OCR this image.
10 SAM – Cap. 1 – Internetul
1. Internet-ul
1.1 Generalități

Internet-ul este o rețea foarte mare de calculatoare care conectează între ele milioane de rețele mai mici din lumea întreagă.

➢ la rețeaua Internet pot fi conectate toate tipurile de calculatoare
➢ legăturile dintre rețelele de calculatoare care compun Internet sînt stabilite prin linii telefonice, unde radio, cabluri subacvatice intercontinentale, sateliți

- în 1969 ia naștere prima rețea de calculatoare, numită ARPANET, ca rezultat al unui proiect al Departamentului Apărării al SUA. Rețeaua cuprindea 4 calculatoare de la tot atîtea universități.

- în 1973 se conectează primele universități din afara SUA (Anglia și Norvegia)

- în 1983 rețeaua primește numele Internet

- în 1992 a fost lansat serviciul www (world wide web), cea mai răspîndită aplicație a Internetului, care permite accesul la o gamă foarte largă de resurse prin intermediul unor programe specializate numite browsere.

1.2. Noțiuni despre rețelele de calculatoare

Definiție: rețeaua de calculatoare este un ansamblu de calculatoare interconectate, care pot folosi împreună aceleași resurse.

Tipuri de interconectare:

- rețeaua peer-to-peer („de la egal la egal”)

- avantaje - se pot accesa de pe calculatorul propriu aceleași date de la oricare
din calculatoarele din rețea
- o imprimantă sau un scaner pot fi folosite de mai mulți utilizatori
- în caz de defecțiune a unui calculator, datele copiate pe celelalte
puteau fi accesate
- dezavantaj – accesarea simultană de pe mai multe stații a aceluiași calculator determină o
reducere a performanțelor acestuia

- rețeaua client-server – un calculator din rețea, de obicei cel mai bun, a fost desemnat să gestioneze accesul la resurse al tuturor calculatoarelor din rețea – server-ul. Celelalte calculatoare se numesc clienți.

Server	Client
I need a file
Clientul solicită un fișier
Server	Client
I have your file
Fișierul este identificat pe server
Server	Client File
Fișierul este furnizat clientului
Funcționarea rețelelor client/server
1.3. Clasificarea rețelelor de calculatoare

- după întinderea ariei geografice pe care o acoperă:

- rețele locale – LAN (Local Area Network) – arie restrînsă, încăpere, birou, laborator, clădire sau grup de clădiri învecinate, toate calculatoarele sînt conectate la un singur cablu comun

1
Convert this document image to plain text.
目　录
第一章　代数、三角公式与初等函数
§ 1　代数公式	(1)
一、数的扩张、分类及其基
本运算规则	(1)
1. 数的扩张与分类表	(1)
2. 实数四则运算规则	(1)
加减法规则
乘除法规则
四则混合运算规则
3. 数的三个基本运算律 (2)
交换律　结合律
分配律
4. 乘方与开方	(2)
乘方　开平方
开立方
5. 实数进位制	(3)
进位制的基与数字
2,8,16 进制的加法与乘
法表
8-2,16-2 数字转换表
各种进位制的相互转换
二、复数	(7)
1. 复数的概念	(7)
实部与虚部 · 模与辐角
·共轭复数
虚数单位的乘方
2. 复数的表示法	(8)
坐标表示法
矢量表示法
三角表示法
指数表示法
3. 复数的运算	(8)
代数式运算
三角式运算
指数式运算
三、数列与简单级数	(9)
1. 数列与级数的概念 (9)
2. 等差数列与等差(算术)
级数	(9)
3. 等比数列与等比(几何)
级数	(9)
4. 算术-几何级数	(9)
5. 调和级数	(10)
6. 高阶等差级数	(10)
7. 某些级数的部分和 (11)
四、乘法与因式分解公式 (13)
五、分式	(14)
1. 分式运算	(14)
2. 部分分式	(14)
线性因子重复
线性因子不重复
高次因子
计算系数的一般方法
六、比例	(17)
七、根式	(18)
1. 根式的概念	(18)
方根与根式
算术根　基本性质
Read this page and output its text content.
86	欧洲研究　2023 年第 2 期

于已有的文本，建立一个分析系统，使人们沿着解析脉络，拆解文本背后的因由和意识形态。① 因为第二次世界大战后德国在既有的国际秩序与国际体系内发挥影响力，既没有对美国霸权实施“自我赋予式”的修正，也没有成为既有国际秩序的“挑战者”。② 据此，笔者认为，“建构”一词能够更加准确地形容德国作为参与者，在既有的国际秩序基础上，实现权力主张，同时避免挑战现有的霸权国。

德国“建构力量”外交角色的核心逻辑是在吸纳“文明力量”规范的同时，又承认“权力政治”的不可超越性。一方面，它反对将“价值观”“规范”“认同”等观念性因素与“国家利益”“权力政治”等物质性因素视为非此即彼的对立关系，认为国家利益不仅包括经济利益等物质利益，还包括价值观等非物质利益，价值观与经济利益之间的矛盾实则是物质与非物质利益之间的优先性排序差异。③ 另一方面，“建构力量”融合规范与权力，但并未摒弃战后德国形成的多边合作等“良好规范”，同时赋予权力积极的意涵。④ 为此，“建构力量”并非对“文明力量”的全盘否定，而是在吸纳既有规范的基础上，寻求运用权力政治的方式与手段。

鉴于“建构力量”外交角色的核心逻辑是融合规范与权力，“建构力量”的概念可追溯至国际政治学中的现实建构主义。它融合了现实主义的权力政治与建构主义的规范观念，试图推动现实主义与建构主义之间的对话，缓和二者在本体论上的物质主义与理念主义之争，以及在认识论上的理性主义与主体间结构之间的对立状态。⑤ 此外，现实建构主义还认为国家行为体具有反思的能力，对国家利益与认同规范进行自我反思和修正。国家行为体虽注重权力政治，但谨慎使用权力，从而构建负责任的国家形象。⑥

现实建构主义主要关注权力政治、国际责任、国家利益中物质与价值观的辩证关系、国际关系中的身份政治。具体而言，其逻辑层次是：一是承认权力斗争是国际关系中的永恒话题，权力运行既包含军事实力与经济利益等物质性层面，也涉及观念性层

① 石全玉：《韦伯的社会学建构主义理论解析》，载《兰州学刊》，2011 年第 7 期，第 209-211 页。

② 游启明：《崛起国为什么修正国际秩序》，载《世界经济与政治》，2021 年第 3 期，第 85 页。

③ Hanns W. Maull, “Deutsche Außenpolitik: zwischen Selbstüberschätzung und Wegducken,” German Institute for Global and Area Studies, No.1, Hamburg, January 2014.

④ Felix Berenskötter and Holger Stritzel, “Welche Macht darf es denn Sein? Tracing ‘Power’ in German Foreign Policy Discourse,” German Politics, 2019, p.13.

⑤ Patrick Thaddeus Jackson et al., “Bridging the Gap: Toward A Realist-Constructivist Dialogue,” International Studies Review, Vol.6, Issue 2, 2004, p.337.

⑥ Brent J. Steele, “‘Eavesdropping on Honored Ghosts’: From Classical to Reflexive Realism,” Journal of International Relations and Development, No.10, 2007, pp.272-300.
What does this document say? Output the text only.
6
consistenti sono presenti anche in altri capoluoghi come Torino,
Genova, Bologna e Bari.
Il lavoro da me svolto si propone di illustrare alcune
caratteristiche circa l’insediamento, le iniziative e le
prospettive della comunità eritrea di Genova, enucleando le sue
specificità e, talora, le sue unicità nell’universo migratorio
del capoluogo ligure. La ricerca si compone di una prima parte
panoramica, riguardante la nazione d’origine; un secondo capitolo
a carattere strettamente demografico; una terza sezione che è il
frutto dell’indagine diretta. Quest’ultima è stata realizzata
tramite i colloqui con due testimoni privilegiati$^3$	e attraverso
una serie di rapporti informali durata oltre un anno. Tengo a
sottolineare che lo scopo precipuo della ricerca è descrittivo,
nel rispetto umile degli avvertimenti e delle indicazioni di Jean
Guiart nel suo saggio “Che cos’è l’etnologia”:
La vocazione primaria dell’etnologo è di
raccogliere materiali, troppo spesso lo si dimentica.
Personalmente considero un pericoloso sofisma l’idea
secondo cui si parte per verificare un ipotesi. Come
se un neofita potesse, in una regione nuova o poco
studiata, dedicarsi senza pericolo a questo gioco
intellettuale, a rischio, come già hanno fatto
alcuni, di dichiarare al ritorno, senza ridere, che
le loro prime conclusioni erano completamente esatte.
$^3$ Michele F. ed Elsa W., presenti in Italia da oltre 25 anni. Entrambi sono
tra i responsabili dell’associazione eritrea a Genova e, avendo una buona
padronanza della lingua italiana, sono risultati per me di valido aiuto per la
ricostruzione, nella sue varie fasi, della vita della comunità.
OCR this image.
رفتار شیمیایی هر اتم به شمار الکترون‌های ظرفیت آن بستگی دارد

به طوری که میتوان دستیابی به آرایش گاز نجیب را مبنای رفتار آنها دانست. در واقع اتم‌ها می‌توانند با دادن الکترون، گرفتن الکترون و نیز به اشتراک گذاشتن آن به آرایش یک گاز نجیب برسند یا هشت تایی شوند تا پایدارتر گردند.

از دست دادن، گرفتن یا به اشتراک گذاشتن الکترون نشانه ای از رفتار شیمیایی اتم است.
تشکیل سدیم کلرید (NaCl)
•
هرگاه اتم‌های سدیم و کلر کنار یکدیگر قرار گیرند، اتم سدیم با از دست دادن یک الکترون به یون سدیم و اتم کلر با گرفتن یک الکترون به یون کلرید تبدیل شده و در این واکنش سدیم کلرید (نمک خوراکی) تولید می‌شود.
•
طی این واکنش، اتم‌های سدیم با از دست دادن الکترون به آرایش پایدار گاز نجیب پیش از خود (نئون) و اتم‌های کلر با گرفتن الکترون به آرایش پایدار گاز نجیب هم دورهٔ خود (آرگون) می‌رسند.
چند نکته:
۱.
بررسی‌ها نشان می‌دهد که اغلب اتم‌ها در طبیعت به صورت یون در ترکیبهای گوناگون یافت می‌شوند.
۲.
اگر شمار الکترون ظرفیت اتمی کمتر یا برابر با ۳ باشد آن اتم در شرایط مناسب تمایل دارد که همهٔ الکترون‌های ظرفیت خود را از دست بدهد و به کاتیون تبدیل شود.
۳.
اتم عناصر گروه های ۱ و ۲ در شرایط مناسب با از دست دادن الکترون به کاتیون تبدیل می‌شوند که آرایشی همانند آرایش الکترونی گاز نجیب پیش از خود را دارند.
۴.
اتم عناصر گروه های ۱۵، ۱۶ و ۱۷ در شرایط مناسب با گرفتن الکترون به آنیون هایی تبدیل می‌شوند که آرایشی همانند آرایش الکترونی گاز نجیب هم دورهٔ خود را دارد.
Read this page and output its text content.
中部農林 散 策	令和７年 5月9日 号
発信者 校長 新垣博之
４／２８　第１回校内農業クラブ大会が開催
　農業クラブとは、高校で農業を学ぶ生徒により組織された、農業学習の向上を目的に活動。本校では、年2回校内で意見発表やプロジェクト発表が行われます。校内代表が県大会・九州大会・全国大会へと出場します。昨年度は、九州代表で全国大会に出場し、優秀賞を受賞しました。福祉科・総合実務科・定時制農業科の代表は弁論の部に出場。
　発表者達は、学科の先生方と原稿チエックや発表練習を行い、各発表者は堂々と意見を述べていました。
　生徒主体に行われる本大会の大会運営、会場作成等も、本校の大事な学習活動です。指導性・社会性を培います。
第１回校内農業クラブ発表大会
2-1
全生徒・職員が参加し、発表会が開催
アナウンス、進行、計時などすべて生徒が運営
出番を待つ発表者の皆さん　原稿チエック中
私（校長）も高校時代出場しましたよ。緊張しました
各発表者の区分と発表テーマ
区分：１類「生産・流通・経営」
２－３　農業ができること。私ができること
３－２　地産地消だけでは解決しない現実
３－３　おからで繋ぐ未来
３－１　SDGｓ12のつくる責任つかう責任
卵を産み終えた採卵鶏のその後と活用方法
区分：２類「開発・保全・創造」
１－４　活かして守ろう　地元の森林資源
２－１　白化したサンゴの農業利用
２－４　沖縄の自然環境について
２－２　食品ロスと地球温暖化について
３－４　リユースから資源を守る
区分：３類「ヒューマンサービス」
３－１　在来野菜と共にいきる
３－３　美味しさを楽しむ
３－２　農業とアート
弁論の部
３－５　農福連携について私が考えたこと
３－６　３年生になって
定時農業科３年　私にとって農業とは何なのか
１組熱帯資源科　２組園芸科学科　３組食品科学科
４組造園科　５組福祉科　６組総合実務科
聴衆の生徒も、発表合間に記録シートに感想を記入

(What the task asks) Identify every line above that includes the word "calculatoarele", and show those lines.

(The completed task)
din calculatoarele din rețea
- rețele locale – LAN (Local Area Network) – arie restrînsă, încăpere, birou, laborator, clădire sau grup de clădiri învecinate, toate calculatoarele sînt conectate la un singur cablu comun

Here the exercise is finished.